## [Do this]
Copy the listing below in full and skip every picture.

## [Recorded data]
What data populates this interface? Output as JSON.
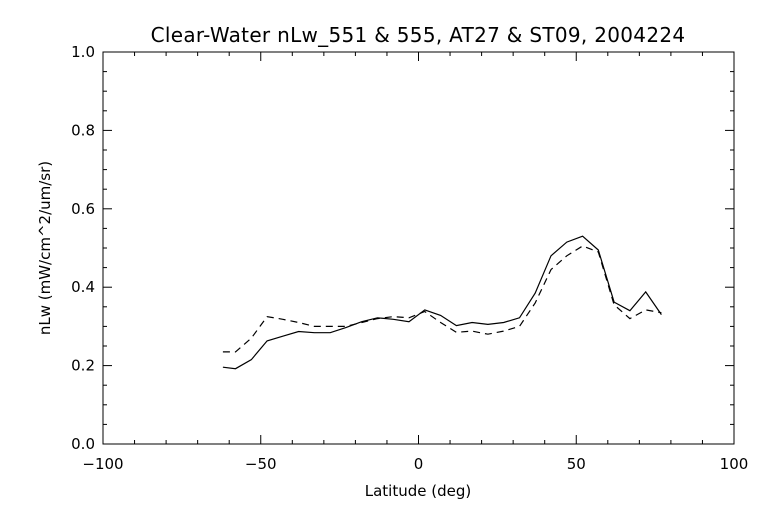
{
  "chart_data": {
    "type": "line",
    "title": "Clear-Water nLw_551 & 555, AT27 & ST09, 2004224",
    "xlabel": "Latitude (deg)",
    "ylabel": "nLw (mW/cm^2/um/sr)",
    "xlim": [
      -100,
      100
    ],
    "ylim": [
      0.0,
      1.0
    ],
    "x_ticks": [
      -100,
      -50,
      0,
      50,
      100
    ],
    "x_tick_labels": [
      "−100",
      "−50",
      "0",
      "50",
      "100"
    ],
    "y_ticks": [
      0.0,
      0.2,
      0.4,
      0.6,
      0.8,
      1.0
    ],
    "y_tick_labels": [
      "0.0",
      "0.2",
      "0.4",
      "0.6",
      "0.8",
      "1.0"
    ],
    "x_minor_step": 10,
    "y_minor_step": 0.05,
    "grid": false,
    "legend": "none",
    "series": [
      {
        "style": "solid",
        "x": [
          -62,
          -58,
          -53,
          -48,
          -43,
          -38,
          -33,
          -28,
          -23,
          -18,
          -13,
          -8,
          -3,
          2,
          7,
          12,
          17,
          22,
          27,
          32,
          37,
          42,
          47,
          52,
          57,
          62,
          67,
          72,
          77
        ],
        "y": [
          0.196,
          0.192,
          0.215,
          0.263,
          0.275,
          0.287,
          0.284,
          0.284,
          0.297,
          0.312,
          0.322,
          0.318,
          0.312,
          0.342,
          0.328,
          0.302,
          0.31,
          0.305,
          0.31,
          0.322,
          0.385,
          0.48,
          0.515,
          0.53,
          0.495,
          0.362,
          0.34,
          0.388,
          0.33
        ]
      },
      {
        "style": "dashed",
        "x": [
          -62,
          -58,
          -53,
          -48,
          -43,
          -38,
          -33,
          -28,
          -23,
          -18,
          -13,
          -8,
          -3,
          2,
          7,
          12,
          17,
          22,
          27,
          32,
          37,
          42,
          47,
          52,
          57,
          62,
          67,
          72,
          77
        ],
        "y": [
          0.235,
          0.235,
          0.27,
          0.325,
          0.318,
          0.31,
          0.3,
          0.3,
          0.3,
          0.31,
          0.32,
          0.325,
          0.322,
          0.338,
          0.31,
          0.285,
          0.288,
          0.28,
          0.288,
          0.3,
          0.36,
          0.445,
          0.48,
          0.505,
          0.49,
          0.355,
          0.32,
          0.342,
          0.335
        ]
      }
    ]
  }
}
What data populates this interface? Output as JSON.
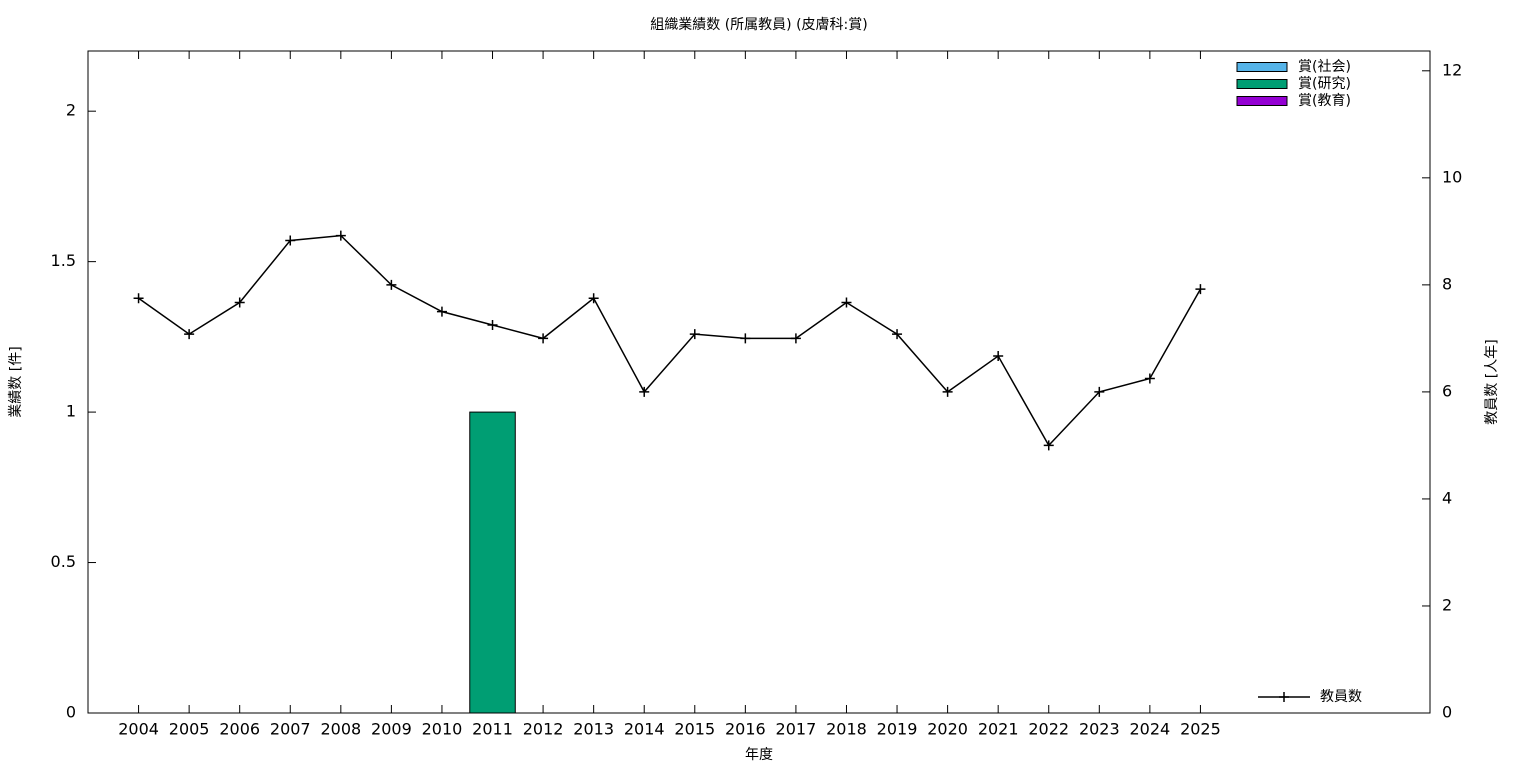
{
  "chart_data": {
    "type": "bar",
    "stacked": true,
    "title": "組織業績数 (所属教員) (皮膚科:賞)",
    "xlabel": "年度",
    "ylabel": "業績数 [件]",
    "y2label": "教員数 [人年]",
    "x": [
      2004,
      2005,
      2006,
      2007,
      2008,
      2009,
      2010,
      2011,
      2012,
      2013,
      2014,
      2015,
      2016,
      2017,
      2018,
      2019,
      2020,
      2021,
      2022,
      2023,
      2024,
      2025
    ],
    "xlim": [
      2003,
      2029.54
    ],
    "xticks": [
      2004,
      2005,
      2006,
      2007,
      2008,
      2009,
      2010,
      2011,
      2012,
      2013,
      2014,
      2015,
      2016,
      2017,
      2018,
      2019,
      2020,
      2021,
      2022,
      2023,
      2024,
      2025
    ],
    "ylim": [
      0,
      2.2
    ],
    "yticks": [
      0,
      0.5,
      1,
      1.5,
      2
    ],
    "y2lim": [
      0,
      12.37
    ],
    "y2ticks": [
      0,
      2,
      4,
      6,
      8,
      10,
      12
    ],
    "legend": "top-right",
    "series": [
      {
        "name": "賞(社会)",
        "color": "#56b4e9",
        "values": [
          0,
          0,
          0,
          0,
          0,
          0,
          0,
          0,
          0,
          0,
          0,
          0,
          0,
          0,
          0,
          0,
          0,
          0,
          0,
          0,
          0,
          0
        ]
      },
      {
        "name": "賞(研究)",
        "color": "#009e73",
        "values": [
          0,
          0,
          0,
          0,
          0,
          0,
          0,
          1,
          0,
          0,
          0,
          0,
          0,
          0,
          0,
          0,
          0,
          0,
          0,
          0,
          0,
          0
        ]
      },
      {
        "name": "賞(教育)",
        "color": "#9400d3",
        "values": [
          0,
          0,
          0,
          0,
          0,
          0,
          0,
          0,
          0,
          0,
          0,
          0,
          0,
          0,
          0,
          0,
          0,
          0,
          0,
          0,
          0,
          0
        ]
      },
      {
        "name": "教員数",
        "type": "line",
        "axis": "y2",
        "color": "#000000",
        "legend": "bottom-right",
        "values": [
          7.75,
          7.08,
          7.67,
          8.83,
          8.92,
          8,
          7.5,
          7.25,
          7,
          7.75,
          6,
          7.08,
          7,
          7,
          7.67,
          7.08,
          6,
          6.67,
          5,
          6,
          6.25,
          7.92
        ]
      }
    ]
  }
}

## [Result]
What data populates this interface? Output as JSON.
{
  "chart_data": {
    "type": "line",
    "title": "Clear-Water nLw_551 & 555, AT27 & ST09, 2004224",
    "xlabel": "Latitude (deg)",
    "ylabel": "nLw (mW/cm^2/um/sr)",
    "xlim": [
      -100,
      100
    ],
    "ylim": [
      0.0,
      1.0
    ],
    "x_ticks": [
      -100,
      -50,
      0,
      50,
      100
    ],
    "x_tick_labels": [
      "−100",
      "−50",
      "0",
      "50",
      "100"
    ],
    "y_ticks": [
      0.0,
      0.2,
      0.4,
      0.6,
      0.8,
      1.0
    ],
    "y_tick_labels": [
      "0.0",
      "0.2",
      "0.4",
      "0.6",
      "0.8",
      "1.0"
    ],
    "x_minor_step": 10,
    "y_minor_step": 0.05,
    "grid": false,
    "legend": "none",
    "series": [
      {
        "style": "solid",
        "x": [
          -62,
          -58,
          -53,
          -48,
          -43,
          -38,
          -33,
          -28,
          -23,
          -18,
          -13,
          -8,
          -3,
          2,
          7,
          12,
          17,
          22,
          27,
          32,
          37,
          42,
          47,
          52,
          57,
          62,
          67,
          72,
          77
        ],
        "y": [
          0.196,
          0.192,
          0.215,
          0.263,
          0.275,
          0.287,
          0.284,
          0.284,
          0.297,
          0.312,
          0.322,
          0.318,
          0.312,
          0.342,
          0.328,
          0.302,
          0.31,
          0.305,
          0.31,
          0.322,
          0.385,
          0.48,
          0.515,
          0.53,
          0.495,
          0.362,
          0.34,
          0.388,
          0.33
        ]
      },
      {
        "style": "dashed",
        "x": [
          -62,
          -58,
          -53,
          -48,
          -43,
          -38,
          -33,
          -28,
          -23,
          -18,
          -13,
          -8,
          -3,
          2,
          7,
          12,
          17,
          22,
          27,
          32,
          37,
          42,
          47,
          52,
          57,
          62,
          67,
          72,
          77
        ],
        "y": [
          0.235,
          0.235,
          0.27,
          0.325,
          0.318,
          0.31,
          0.3,
          0.3,
          0.3,
          0.31,
          0.32,
          0.325,
          0.322,
          0.338,
          0.31,
          0.285,
          0.288,
          0.28,
          0.288,
          0.3,
          0.36,
          0.445,
          0.48,
          0.505,
          0.49,
          0.355,
          0.32,
          0.342,
          0.335
        ]
      }
    ]
  }
}
What data populates this interface? Output as JSON.
{
  "chart_data": {
    "type": "bar",
    "stacked": true,
    "title": "組織業績数 (所属教員) (皮膚科:賞)",
    "xlabel": "年度",
    "ylabel": "業績数 [件]",
    "y2label": "教員数 [人年]",
    "x": [
      2004,
      2005,
      2006,
      2007,
      2008,
      2009,
      2010,
      2011,
      2012,
      2013,
      2014,
      2015,
      2016,
      2017,
      2018,
      2019,
      2020,
      2021,
      2022,
      2023,
      2024,
      2025
    ],
    "xlim": [
      2003,
      2029.54
    ],
    "xticks": [
      2004,
      2005,
      2006,
      2007,
      2008,
      2009,
      2010,
      2011,
      2012,
      2013,
      2014,
      2015,
      2016,
      2017,
      2018,
      2019,
      2020,
      2021,
      2022,
      2023,
      2024,
      2025
    ],
    "ylim": [
      0,
      2.2
    ],
    "yticks": [
      0,
      0.5,
      1,
      1.5,
      2
    ],
    "y2lim": [
      0,
      12.37
    ],
    "y2ticks": [
      0,
      2,
      4,
      6,
      8,
      10,
      12
    ],
    "legend": "top-right",
    "series": [
      {
        "name": "賞(社会)",
        "color": "#56b4e9",
        "values": [
          0,
          0,
          0,
          0,
          0,
          0,
          0,
          0,
          0,
          0,
          0,
          0,
          0,
          0,
          0,
          0,
          0,
          0,
          0,
          0,
          0,
          0
        ]
      },
      {
        "name": "賞(研究)",
        "color": "#009e73",
        "values": [
          0,
          0,
          0,
          0,
          0,
          0,
          0,
          1,
          0,
          0,
          0,
          0,
          0,
          0,
          0,
          0,
          0,
          0,
          0,
          0,
          0,
          0
        ]
      },
      {
        "name": "賞(教育)",
        "color": "#9400d3",
        "values": [
          0,
          0,
          0,
          0,
          0,
          0,
          0,
          0,
          0,
          0,
          0,
          0,
          0,
          0,
          0,
          0,
          0,
          0,
          0,
          0,
          0,
          0
        ]
      },
      {
        "name": "教員数",
        "type": "line",
        "axis": "y2",
        "color": "#000000",
        "legend": "bottom-right",
        "values": [
          7.75,
          7.08,
          7.67,
          8.83,
          8.92,
          8,
          7.5,
          7.25,
          7,
          7.75,
          6,
          7.08,
          7,
          7,
          7.67,
          7.08,
          6,
          6.67,
          5,
          6,
          6.25,
          7.92
        ]
      }
    ]
  }
}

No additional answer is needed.